**Set task**
Look through the records below and collect all lines that hold the string "Native".
>> Begin Extracted material
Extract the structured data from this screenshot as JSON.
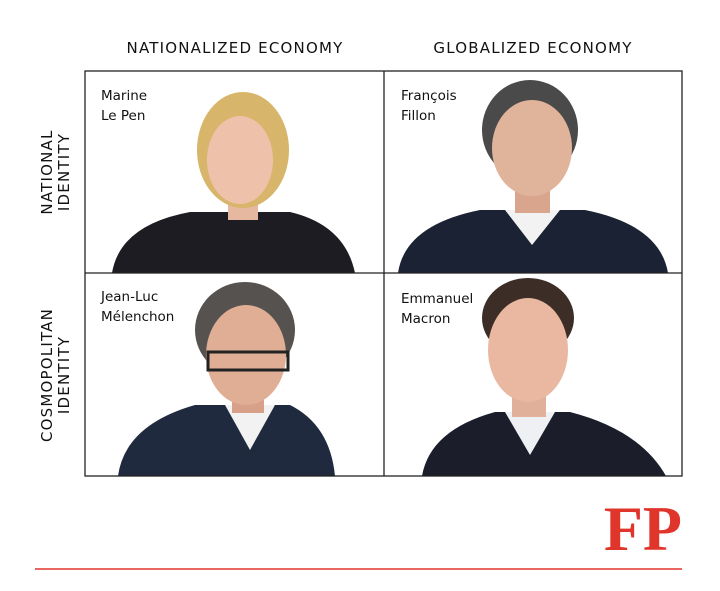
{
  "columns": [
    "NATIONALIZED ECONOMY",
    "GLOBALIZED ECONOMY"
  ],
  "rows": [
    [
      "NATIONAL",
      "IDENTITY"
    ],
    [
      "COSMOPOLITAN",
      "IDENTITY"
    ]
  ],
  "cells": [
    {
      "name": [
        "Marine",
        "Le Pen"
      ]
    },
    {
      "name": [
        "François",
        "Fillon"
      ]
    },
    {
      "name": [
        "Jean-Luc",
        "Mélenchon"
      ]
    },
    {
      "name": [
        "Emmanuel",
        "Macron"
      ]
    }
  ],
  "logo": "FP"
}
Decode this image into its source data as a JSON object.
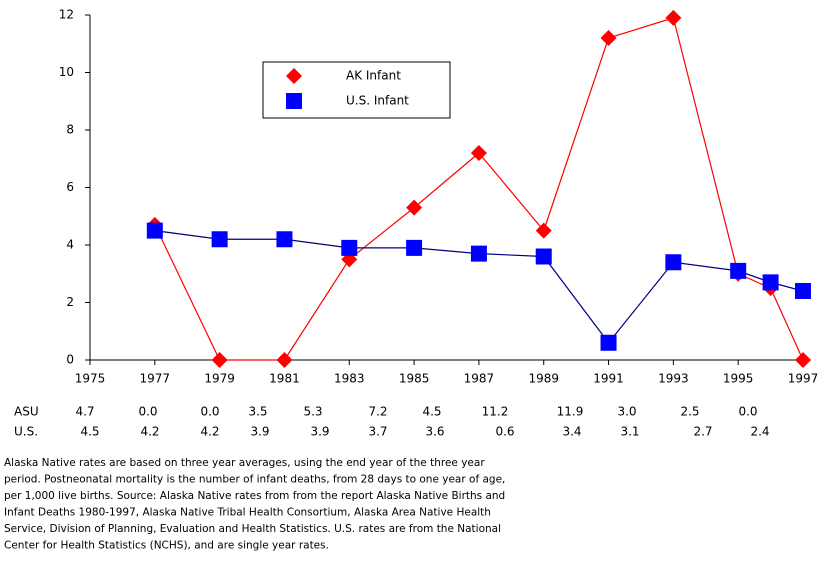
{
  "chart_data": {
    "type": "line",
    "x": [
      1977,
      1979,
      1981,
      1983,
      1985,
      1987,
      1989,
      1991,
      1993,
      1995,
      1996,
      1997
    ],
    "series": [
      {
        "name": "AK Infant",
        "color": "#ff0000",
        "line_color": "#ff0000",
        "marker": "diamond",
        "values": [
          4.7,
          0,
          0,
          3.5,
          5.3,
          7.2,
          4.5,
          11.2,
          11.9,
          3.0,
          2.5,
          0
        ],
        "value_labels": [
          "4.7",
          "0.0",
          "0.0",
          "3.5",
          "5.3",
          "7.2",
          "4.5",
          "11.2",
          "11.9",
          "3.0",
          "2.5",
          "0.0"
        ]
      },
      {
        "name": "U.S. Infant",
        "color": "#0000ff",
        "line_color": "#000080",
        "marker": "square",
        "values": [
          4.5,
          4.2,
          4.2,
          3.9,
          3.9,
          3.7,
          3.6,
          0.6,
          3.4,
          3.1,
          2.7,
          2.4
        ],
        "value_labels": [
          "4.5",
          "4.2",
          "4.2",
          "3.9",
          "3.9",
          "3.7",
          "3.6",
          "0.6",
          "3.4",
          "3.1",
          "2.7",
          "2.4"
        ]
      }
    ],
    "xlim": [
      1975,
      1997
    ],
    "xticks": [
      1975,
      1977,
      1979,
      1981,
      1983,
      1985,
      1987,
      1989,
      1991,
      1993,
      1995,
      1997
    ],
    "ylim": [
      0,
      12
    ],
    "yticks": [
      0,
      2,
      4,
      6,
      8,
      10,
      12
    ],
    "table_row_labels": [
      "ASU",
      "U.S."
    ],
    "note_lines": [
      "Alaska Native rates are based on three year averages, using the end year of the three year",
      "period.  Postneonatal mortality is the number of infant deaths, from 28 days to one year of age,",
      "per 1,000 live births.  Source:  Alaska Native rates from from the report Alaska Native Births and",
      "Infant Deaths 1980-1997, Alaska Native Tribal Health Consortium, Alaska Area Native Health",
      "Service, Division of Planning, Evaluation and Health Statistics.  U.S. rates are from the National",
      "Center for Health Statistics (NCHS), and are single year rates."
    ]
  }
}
>> End Extracted material
**Right answer**
      "Alaska Native rates are based on three year averages, using the end year of the three year",
      "per 1,000 live births.  Source:  Alaska Native rates from from the report Alaska Native Births and",
      "Infant Deaths 1980-1997, Alaska Native Tribal Health Consortium, Alaska Area Native Health",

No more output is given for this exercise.